** START Dataset content **

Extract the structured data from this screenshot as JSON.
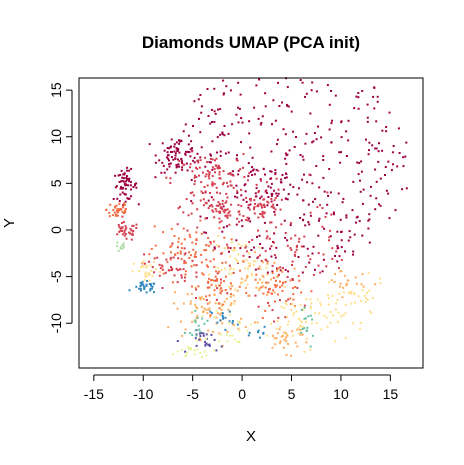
{
  "chart_data": {
    "type": "scatter",
    "title": "Diamonds UMAP (PCA init)",
    "xlabel": "X",
    "ylabel": "Y",
    "xlim": [
      -16.5,
      18.3
    ],
    "ylim": [
      -14.8,
      16.3
    ],
    "x_ticks": [
      -15,
      -10,
      -5,
      0,
      5,
      10,
      15
    ],
    "y_ticks": [
      -10,
      -5,
      0,
      5,
      10,
      15
    ],
    "grid": false,
    "legend": "none",
    "palette": [
      "#9e0142",
      "#d53e4f",
      "#f46d43",
      "#fdae61",
      "#fee08b",
      "#e6f598",
      "#abdda4",
      "#66c2a5",
      "#3288bd",
      "#5e4fa2"
    ],
    "clusters": [
      {
        "center": [
          -11.8,
          4.8
        ],
        "spread": [
          0.6,
          0.8
        ],
        "count": 60,
        "color": "#9e0142"
      },
      {
        "center": [
          -12.5,
          2.2
        ],
        "spread": [
          0.6,
          0.6
        ],
        "count": 35,
        "color": "#f46d43"
      },
      {
        "center": [
          -11.8,
          -0.2
        ],
        "spread": [
          0.7,
          0.5
        ],
        "count": 35,
        "color": "#d53e4f"
      },
      {
        "center": [
          -12.2,
          -1.8
        ],
        "spread": [
          0.3,
          0.3
        ],
        "count": 10,
        "color": "#abdda4"
      },
      {
        "center": [
          -9.8,
          -6.2
        ],
        "spread": [
          0.6,
          0.3
        ],
        "count": 30,
        "color": "#3288bd"
      },
      {
        "center": [
          -6.5,
          8.2
        ],
        "spread": [
          1.0,
          1.0
        ],
        "count": 70,
        "color": "#9e0142"
      },
      {
        "center": [
          -3.5,
          5.5
        ],
        "spread": [
          1.8,
          1.3
        ],
        "count": 90,
        "color": "#d53e4f"
      },
      {
        "center": [
          -2.0,
          2.0
        ],
        "spread": [
          1.0,
          0.8
        ],
        "count": 45,
        "color": "#d53e4f"
      },
      {
        "center": [
          1.8,
          2.5
        ],
        "spread": [
          1.0,
          0.9
        ],
        "count": 50,
        "color": "#d53e4f"
      },
      {
        "center": [
          3.0,
          5.0
        ],
        "spread": [
          1.5,
          1.2
        ],
        "count": 45,
        "color": "#9e0142"
      },
      {
        "center": [
          -5.5,
          -2.5
        ],
        "spread": [
          2.0,
          1.5
        ],
        "count": 80,
        "color": "#f46d43"
      },
      {
        "center": [
          -7.5,
          -4.0
        ],
        "spread": [
          1.2,
          1.0
        ],
        "count": 40,
        "color": "#d53e4f"
      },
      {
        "center": [
          -9.5,
          -4.5
        ],
        "spread": [
          0.7,
          0.6
        ],
        "count": 25,
        "color": "#fee08b"
      },
      {
        "center": [
          -3.0,
          -8.5
        ],
        "spread": [
          2.0,
          1.5
        ],
        "count": 80,
        "color": "#fdae61"
      },
      {
        "center": [
          -2.5,
          -6.0
        ],
        "spread": [
          1.5,
          1.0
        ],
        "count": 40,
        "color": "#f46d43"
      },
      {
        "center": [
          0.0,
          -4.0
        ],
        "spread": [
          1.5,
          1.5
        ],
        "count": 50,
        "color": "#fee08b"
      },
      {
        "center": [
          -3.5,
          -12.0
        ],
        "spread": [
          0.8,
          0.6
        ],
        "count": 25,
        "color": "#5e4fa2"
      },
      {
        "center": [
          -2.0,
          -9.5
        ],
        "spread": [
          0.6,
          0.6
        ],
        "count": 15,
        "color": "#3288bd"
      },
      {
        "center": [
          -4.5,
          -10.0
        ],
        "spread": [
          0.6,
          0.6
        ],
        "count": 15,
        "color": "#66c2a5"
      },
      {
        "center": [
          4.0,
          -6.5
        ],
        "spread": [
          1.5,
          1.0
        ],
        "count": 45,
        "color": "#f46d43"
      },
      {
        "center": [
          6.5,
          -9.5
        ],
        "spread": [
          2.0,
          1.5
        ],
        "count": 70,
        "color": "#fee08b"
      },
      {
        "center": [
          4.5,
          -11.5
        ],
        "spread": [
          1.2,
          0.8
        ],
        "count": 30,
        "color": "#fdae61"
      },
      {
        "center": [
          6.5,
          -10.5
        ],
        "spread": [
          0.4,
          0.8
        ],
        "count": 15,
        "color": "#66c2a5"
      },
      {
        "center": [
          2.0,
          -11.0
        ],
        "spread": [
          0.5,
          0.5
        ],
        "count": 8,
        "color": "#3288bd"
      },
      {
        "center": [
          11.5,
          -7.5
        ],
        "spread": [
          1.5,
          1.0
        ],
        "count": 30,
        "color": "#fee08b"
      },
      {
        "center": [
          10.5,
          -5.5
        ],
        "spread": [
          1.0,
          0.8
        ],
        "count": 20,
        "color": "#fdae61"
      },
      {
        "center": [
          -5.0,
          -13.2
        ],
        "spread": [
          1.5,
          0.5
        ],
        "count": 20,
        "color": "#e6f598"
      },
      {
        "center": [
          5.0,
          -2.0
        ],
        "spread": [
          2.0,
          1.5
        ],
        "count": 35,
        "color": "#d53e4f"
      },
      {
        "center": [
          2.0,
          -5.0
        ],
        "spread": [
          1.5,
          1.0
        ],
        "count": 30,
        "color": "#fdae61"
      },
      {
        "center": [
          -1.0,
          -10.5
        ],
        "spread": [
          1.0,
          1.0
        ],
        "count": 20,
        "color": "#e6f598"
      }
    ],
    "sparse_region": {
      "center": [
        5.0,
        7.0
      ],
      "radius": 12.0,
      "count": 420,
      "color": "#9e0142"
    },
    "sparse_region_secondary": {
      "center": [
        1.5,
        -1.0
      ],
      "radius": 9.0,
      "count": 120,
      "color": "#d53e4f"
    }
  }
}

** END Dataset content **

| Set task |
In your copy, leave out the pictures and reproduce the material above exactly.

| Solved problem |
Extract the structured data from this screenshot as JSON.
{
  "chart_data": {
    "type": "scatter",
    "title": "Diamonds UMAP (PCA init)",
    "xlabel": "X",
    "ylabel": "Y",
    "xlim": [
      -16.5,
      18.3
    ],
    "ylim": [
      -14.8,
      16.3
    ],
    "x_ticks": [
      -15,
      -10,
      -5,
      0,
      5,
      10,
      15
    ],
    "y_ticks": [
      -10,
      -5,
      0,
      5,
      10,
      15
    ],
    "grid": false,
    "legend": "none",
    "palette": [
      "#9e0142",
      "#d53e4f",
      "#f46d43",
      "#fdae61",
      "#fee08b",
      "#e6f598",
      "#abdda4",
      "#66c2a5",
      "#3288bd",
      "#5e4fa2"
    ],
    "clusters": [
      {
        "center": [
          -11.8,
          4.8
        ],
        "spread": [
          0.6,
          0.8
        ],
        "count": 60,
        "color": "#9e0142"
      },
      {
        "center": [
          -12.5,
          2.2
        ],
        "spread": [
          0.6,
          0.6
        ],
        "count": 35,
        "color": "#f46d43"
      },
      {
        "center": [
          -11.8,
          -0.2
        ],
        "spread": [
          0.7,
          0.5
        ],
        "count": 35,
        "color": "#d53e4f"
      },
      {
        "center": [
          -12.2,
          -1.8
        ],
        "spread": [
          0.3,
          0.3
        ],
        "count": 10,
        "color": "#abdda4"
      },
      {
        "center": [
          -9.8,
          -6.2
        ],
        "spread": [
          0.6,
          0.3
        ],
        "count": 30,
        "color": "#3288bd"
      },
      {
        "center": [
          -6.5,
          8.2
        ],
        "spread": [
          1.0,
          1.0
        ],
        "count": 70,
        "color": "#9e0142"
      },
      {
        "center": [
          -3.5,
          5.5
        ],
        "spread": [
          1.8,
          1.3
        ],
        "count": 90,
        "color": "#d53e4f"
      },
      {
        "center": [
          -2.0,
          2.0
        ],
        "spread": [
          1.0,
          0.8
        ],
        "count": 45,
        "color": "#d53e4f"
      },
      {
        "center": [
          1.8,
          2.5
        ],
        "spread": [
          1.0,
          0.9
        ],
        "count": 50,
        "color": "#d53e4f"
      },
      {
        "center": [
          3.0,
          5.0
        ],
        "spread": [
          1.5,
          1.2
        ],
        "count": 45,
        "color": "#9e0142"
      },
      {
        "center": [
          -5.5,
          -2.5
        ],
        "spread": [
          2.0,
          1.5
        ],
        "count": 80,
        "color": "#f46d43"
      },
      {
        "center": [
          -7.5,
          -4.0
        ],
        "spread": [
          1.2,
          1.0
        ],
        "count": 40,
        "color": "#d53e4f"
      },
      {
        "center": [
          -9.5,
          -4.5
        ],
        "spread": [
          0.7,
          0.6
        ],
        "count": 25,
        "color": "#fee08b"
      },
      {
        "center": [
          -3.0,
          -8.5
        ],
        "spread": [
          2.0,
          1.5
        ],
        "count": 80,
        "color": "#fdae61"
      },
      {
        "center": [
          -2.5,
          -6.0
        ],
        "spread": [
          1.5,
          1.0
        ],
        "count": 40,
        "color": "#f46d43"
      },
      {
        "center": [
          0.0,
          -4.0
        ],
        "spread": [
          1.5,
          1.5
        ],
        "count": 50,
        "color": "#fee08b"
      },
      {
        "center": [
          -3.5,
          -12.0
        ],
        "spread": [
          0.8,
          0.6
        ],
        "count": 25,
        "color": "#5e4fa2"
      },
      {
        "center": [
          -2.0,
          -9.5
        ],
        "spread": [
          0.6,
          0.6
        ],
        "count": 15,
        "color": "#3288bd"
      },
      {
        "center": [
          -4.5,
          -10.0
        ],
        "spread": [
          0.6,
          0.6
        ],
        "count": 15,
        "color": "#66c2a5"
      },
      {
        "center": [
          4.0,
          -6.5
        ],
        "spread": [
          1.5,
          1.0
        ],
        "count": 45,
        "color": "#f46d43"
      },
      {
        "center": [
          6.5,
          -9.5
        ],
        "spread": [
          2.0,
          1.5
        ],
        "count": 70,
        "color": "#fee08b"
      },
      {
        "center": [
          4.5,
          -11.5
        ],
        "spread": [
          1.2,
          0.8
        ],
        "count": 30,
        "color": "#fdae61"
      },
      {
        "center": [
          6.5,
          -10.5
        ],
        "spread": [
          0.4,
          0.8
        ],
        "count": 15,
        "color": "#66c2a5"
      },
      {
        "center": [
          2.0,
          -11.0
        ],
        "spread": [
          0.5,
          0.5
        ],
        "count": 8,
        "color": "#3288bd"
      },
      {
        "center": [
          11.5,
          -7.5
        ],
        "spread": [
          1.5,
          1.0
        ],
        "count": 30,
        "color": "#fee08b"
      },
      {
        "center": [
          10.5,
          -5.5
        ],
        "spread": [
          1.0,
          0.8
        ],
        "count": 20,
        "color": "#fdae61"
      },
      {
        "center": [
          -5.0,
          -13.2
        ],
        "spread": [
          1.5,
          0.5
        ],
        "count": 20,
        "color": "#e6f598"
      },
      {
        "center": [
          5.0,
          -2.0
        ],
        "spread": [
          2.0,
          1.5
        ],
        "count": 35,
        "color": "#d53e4f"
      },
      {
        "center": [
          2.0,
          -5.0
        ],
        "spread": [
          1.5,
          1.0
        ],
        "count": 30,
        "color": "#fdae61"
      },
      {
        "center": [
          -1.0,
          -10.5
        ],
        "spread": [
          1.0,
          1.0
        ],
        "count": 20,
        "color": "#e6f598"
      }
    ],
    "sparse_region": {
      "center": [
        5.0,
        7.0
      ],
      "radius": 12.0,
      "count": 420,
      "color": "#9e0142"
    },
    "sparse_region_secondary": {
      "center": [
        1.5,
        -1.0
      ],
      "radius": 9.0,
      "count": 120,
      "color": "#d53e4f"
    }
  }
}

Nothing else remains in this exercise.